**PASSAGE PROVIDED**

= = =

The data linkage process

Population Data BC (PopData) performs linkage on intake of a new data set from a Data Provider, where approved. New data sets are received from Data Providers throughout the year and incorporated into PopData’s holdings on an ongoing basis.

PopData uses personal identifiers and mathematical linkage techniques to link records belonging to the same individual across files and over time.

The Population Directory

The “Population Directory” is a PopData maintained data table that includes all the individuals about whom PopData has information. This includes personal information such as name, address, date of birth, and other relevant identifying information, as well as a consistent, encrypted identifier (a “Linkage ID”) that uniquely identifies each individual.

The Population Directory has been built with Medical Services Plan (MSP) Registration & Premium Billing (R&PB) data going back to 1985 and is updated upon receipt of each new R&PB file. The Population Directory captures all changes (e.g. a postal code history) and name permutations (such as maiden name/married name). The Population Directory covers most of the BC population and is the basis for record linkages.

Step 1: Separation of identifying information (identifiers) from content

When PopData receives a new data file, a limited data validation is carried out and then identifiers used for linkage are separated from content. All information is stored in PopData’s highly-secure “Red Zone” with the content data stored separately from the identifying data. Both data sets have a common Record ID (a generated number unique to each record) applied to them so that the Linkage ID resulting from the linkage can be attached to the content data at the end of the linkage process.

Step 2: Data cleaning

The identifier fields from the new data set then undergo a data cleaning process to standardize the data fields by removing small differences in formatting so that the linkage programs will recognize values that are the same. This process differs depending on the identifiers available in the file, but examples include:

Removing the space from postal code. Dates are split into three fields: year, month and day Invalid values are blanked out to be treated as missing

Records from the new data file are then linked to the Population Directory on the basis of common identifiers which are present in both the data file and the Population Directory. The common identifiers used vary based on which identifiers are available in the data, and are selected based on their ability to identify an individual uniquely and reliably. For example, Personal Health Number (PHN), surname, given names, postal codes, birth date and sex are used for linking the Vital Statistics data to the Population Directory; while PHN, birth date, sex, MSP ID and postal code are used for linking the MSP PIM data to the Population Directory.

The goal is to link records belonging to the same individual together, with minimal miss-links (as few as possible linkages being made for records that actually belong to different individuals).

Names may have a number of preparation processes applied given the many names and nicknames a person may have over their lifetime, and the frequency with which names are misspelled. Strategies for matching on name include:
- Converting the letters to all uppercase
- Standardizing the character set (replacing accented characters)
- Removing non-alphabetic characters (dashes, quotes)
- Keeping multiple name fields for maternal/married name
- Expanding the names to include nicknames
- Rotating name order with multiple first and second (or more) names.

= = =

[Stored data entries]
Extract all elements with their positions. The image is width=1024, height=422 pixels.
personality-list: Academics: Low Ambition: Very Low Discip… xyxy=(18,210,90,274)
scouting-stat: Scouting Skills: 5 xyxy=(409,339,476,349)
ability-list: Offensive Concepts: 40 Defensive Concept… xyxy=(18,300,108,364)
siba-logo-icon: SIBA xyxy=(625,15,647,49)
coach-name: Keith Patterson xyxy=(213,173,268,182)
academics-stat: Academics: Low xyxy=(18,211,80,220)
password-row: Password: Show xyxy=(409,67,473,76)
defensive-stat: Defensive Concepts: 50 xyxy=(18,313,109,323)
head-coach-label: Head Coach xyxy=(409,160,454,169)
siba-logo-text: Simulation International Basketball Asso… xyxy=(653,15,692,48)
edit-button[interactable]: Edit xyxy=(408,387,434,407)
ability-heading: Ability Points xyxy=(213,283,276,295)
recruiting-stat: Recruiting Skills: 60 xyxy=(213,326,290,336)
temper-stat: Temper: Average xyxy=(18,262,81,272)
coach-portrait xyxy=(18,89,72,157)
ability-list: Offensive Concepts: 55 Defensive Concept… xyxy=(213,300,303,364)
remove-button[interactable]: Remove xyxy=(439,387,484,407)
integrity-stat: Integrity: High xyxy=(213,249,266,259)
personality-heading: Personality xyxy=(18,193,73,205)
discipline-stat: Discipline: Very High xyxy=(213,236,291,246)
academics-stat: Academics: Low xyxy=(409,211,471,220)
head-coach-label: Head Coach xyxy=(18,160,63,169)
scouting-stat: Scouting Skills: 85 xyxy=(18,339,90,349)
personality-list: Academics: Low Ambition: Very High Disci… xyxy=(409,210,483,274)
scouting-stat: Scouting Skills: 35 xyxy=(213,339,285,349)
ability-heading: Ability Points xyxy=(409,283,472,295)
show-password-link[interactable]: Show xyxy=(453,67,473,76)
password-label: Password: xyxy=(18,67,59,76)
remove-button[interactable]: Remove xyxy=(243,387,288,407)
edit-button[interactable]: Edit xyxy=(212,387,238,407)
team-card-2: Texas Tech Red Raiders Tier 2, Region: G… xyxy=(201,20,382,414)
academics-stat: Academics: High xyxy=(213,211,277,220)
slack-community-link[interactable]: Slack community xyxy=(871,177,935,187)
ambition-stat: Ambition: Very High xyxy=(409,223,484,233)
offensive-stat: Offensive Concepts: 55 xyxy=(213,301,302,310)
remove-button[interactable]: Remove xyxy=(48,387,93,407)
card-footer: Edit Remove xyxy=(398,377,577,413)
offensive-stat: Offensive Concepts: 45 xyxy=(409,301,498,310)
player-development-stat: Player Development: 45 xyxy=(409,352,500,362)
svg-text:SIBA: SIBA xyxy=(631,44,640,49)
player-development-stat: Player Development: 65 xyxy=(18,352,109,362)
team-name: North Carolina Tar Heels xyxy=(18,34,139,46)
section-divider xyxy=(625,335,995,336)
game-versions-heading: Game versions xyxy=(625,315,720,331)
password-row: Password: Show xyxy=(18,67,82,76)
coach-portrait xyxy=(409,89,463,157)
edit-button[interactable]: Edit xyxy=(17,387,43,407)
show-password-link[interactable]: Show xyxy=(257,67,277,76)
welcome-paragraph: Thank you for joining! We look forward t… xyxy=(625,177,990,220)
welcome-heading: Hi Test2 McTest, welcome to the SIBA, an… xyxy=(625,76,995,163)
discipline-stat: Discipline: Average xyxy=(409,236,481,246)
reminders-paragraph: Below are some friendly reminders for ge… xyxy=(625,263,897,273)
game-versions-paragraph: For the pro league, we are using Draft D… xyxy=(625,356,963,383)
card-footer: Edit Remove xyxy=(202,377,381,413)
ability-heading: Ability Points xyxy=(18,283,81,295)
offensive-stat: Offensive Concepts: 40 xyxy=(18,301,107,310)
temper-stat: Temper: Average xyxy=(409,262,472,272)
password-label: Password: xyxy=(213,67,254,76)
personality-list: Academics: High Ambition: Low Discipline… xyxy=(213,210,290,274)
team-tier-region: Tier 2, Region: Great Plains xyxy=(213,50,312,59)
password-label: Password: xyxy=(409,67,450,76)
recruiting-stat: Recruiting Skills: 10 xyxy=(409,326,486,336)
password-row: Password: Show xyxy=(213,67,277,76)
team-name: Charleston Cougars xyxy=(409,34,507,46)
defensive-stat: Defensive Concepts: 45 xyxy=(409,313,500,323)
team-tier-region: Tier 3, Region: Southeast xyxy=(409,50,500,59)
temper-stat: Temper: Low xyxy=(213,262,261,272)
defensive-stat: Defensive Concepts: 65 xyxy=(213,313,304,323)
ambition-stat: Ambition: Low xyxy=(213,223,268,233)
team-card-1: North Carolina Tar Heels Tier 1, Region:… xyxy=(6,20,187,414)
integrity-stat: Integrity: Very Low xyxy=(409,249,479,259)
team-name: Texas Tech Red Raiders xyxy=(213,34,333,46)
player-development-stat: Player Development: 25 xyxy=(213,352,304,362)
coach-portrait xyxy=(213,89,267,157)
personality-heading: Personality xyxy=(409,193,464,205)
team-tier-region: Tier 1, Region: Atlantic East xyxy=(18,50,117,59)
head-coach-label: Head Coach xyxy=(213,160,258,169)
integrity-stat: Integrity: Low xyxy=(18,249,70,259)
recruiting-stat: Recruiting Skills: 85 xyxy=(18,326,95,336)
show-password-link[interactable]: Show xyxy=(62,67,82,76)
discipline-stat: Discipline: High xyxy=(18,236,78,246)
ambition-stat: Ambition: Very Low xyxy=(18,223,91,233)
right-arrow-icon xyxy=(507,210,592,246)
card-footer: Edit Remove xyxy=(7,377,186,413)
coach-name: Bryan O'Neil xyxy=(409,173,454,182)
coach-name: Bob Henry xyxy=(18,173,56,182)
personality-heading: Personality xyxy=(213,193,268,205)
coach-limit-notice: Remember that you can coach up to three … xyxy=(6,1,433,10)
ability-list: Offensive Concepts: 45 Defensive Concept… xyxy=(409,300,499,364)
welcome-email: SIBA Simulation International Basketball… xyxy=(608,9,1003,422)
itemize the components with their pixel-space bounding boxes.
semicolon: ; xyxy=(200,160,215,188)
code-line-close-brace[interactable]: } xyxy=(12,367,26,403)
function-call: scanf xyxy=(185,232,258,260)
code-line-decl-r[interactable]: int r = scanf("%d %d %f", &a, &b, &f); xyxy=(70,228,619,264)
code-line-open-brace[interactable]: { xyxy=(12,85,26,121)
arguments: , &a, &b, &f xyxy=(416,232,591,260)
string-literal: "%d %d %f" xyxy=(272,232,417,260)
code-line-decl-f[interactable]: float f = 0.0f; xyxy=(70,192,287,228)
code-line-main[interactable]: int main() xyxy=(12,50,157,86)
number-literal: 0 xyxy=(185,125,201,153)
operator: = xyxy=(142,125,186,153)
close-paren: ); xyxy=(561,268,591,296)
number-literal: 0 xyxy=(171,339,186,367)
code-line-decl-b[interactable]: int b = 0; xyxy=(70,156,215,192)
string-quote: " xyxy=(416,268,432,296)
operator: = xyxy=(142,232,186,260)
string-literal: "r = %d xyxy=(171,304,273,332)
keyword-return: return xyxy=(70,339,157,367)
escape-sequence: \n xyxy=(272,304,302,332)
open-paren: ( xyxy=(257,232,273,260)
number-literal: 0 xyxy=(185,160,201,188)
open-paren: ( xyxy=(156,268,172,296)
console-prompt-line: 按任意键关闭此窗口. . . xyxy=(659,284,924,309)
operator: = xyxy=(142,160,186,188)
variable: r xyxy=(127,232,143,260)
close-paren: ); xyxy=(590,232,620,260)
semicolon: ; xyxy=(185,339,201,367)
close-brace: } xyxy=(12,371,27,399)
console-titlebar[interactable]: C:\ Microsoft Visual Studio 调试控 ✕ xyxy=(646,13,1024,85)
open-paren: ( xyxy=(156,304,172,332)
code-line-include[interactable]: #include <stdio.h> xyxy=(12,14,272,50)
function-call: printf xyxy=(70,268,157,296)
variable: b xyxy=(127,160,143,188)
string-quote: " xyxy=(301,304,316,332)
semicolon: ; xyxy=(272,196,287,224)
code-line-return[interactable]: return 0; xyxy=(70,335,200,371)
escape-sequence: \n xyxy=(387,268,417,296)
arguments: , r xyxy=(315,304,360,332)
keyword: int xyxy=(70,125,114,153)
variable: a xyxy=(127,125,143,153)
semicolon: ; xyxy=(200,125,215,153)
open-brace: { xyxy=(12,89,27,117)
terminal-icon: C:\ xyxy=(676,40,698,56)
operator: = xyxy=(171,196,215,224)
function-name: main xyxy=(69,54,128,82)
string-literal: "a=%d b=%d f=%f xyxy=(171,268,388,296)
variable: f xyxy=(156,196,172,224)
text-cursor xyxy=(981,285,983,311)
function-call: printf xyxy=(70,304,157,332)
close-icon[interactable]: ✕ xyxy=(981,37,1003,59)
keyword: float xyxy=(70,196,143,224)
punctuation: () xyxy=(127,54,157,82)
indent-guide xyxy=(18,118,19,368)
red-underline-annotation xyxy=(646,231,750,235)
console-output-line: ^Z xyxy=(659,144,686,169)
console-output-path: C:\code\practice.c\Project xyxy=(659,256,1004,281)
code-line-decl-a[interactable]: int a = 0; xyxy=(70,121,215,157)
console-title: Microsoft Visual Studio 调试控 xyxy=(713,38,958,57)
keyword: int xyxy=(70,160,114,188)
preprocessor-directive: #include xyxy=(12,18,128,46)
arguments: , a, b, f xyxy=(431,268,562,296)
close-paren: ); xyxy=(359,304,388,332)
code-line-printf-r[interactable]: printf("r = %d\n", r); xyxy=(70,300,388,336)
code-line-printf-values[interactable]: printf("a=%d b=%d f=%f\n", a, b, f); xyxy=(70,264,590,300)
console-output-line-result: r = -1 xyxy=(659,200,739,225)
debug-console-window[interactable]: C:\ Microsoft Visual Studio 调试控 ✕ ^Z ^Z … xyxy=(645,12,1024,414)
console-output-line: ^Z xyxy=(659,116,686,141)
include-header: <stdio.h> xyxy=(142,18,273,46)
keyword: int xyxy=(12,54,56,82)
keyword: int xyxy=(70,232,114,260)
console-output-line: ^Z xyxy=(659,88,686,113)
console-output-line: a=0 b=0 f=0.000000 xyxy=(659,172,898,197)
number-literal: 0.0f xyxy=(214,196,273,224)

= = =

**DESCRIPTION OF THE TASK**
Copy out the part of the data linkage text that starts at "The goal is" and ends at "characters (dashes, quotes)".

**TASK SOLUTION**
The goal is to link records belonging to the same individual together, with minimal miss-links (as few as possible linkages being made for records that actually belong to different individuals).

Names may have a number of preparation processes applied given the many names and nicknames a person may have over their lifetime, and the frequency with which names are misspelled. Strategies for matching on name include:
- Converting the letters to all uppercase
- Standardizing the character set (replacing accented characters)
- Removing non-alphabetic characters (dashes, quotes)